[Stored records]
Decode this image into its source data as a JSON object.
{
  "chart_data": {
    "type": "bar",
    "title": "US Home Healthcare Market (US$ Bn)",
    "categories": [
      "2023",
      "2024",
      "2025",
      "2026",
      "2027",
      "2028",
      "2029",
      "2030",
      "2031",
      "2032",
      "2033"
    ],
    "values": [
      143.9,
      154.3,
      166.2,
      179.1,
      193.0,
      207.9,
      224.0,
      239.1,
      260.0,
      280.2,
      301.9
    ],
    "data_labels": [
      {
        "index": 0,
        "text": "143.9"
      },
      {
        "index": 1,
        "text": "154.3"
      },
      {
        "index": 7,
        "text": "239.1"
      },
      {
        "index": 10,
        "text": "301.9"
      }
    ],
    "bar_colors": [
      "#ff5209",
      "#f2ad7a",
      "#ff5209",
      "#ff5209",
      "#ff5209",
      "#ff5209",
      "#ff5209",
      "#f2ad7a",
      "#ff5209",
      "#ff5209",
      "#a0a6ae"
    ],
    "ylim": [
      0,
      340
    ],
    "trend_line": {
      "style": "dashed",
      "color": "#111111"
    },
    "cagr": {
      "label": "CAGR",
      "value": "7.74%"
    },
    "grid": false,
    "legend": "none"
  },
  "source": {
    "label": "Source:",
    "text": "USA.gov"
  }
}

§ **Challenge**
Copy every record exactly as presented.

§ **Solution to the exercise**
Decode this image into its source data as a JSON object.
{
  "chart_data": {
    "type": "bar",
    "title": "US Home Healthcare Market (US$ Bn)",
    "categories": [
      "2023",
      "2024",
      "2025",
      "2026",
      "2027",
      "2028",
      "2029",
      "2030",
      "2031",
      "2032",
      "2033"
    ],
    "values": [
      143.9,
      154.3,
      166.2,
      179.1,
      193.0,
      207.9,
      224.0,
      239.1,
      260.0,
      280.2,
      301.9
    ],
    "data_labels": [
      {
        "index": 0,
        "text": "143.9"
      },
      {
        "index": 1,
        "text": "154.3"
      },
      {
        "index": 7,
        "text": "239.1"
      },
      {
        "index": 10,
        "text": "301.9"
      }
    ],
    "bar_colors": [
      "#ff5209",
      "#f2ad7a",
      "#ff5209",
      "#ff5209",
      "#ff5209",
      "#ff5209",
      "#ff5209",
      "#f2ad7a",
      "#ff5209",
      "#ff5209",
      "#a0a6ae"
    ],
    "ylim": [
      0,
      340
    ],
    "trend_line": {
      "style": "dashed",
      "color": "#111111"
    },
    "cagr": {
      "label": "CAGR",
      "value": "7.74%"
    },
    "grid": false,
    "legend": "none"
  },
  "source": {
    "label": "Source:",
    "text": "USA.gov"
  }
}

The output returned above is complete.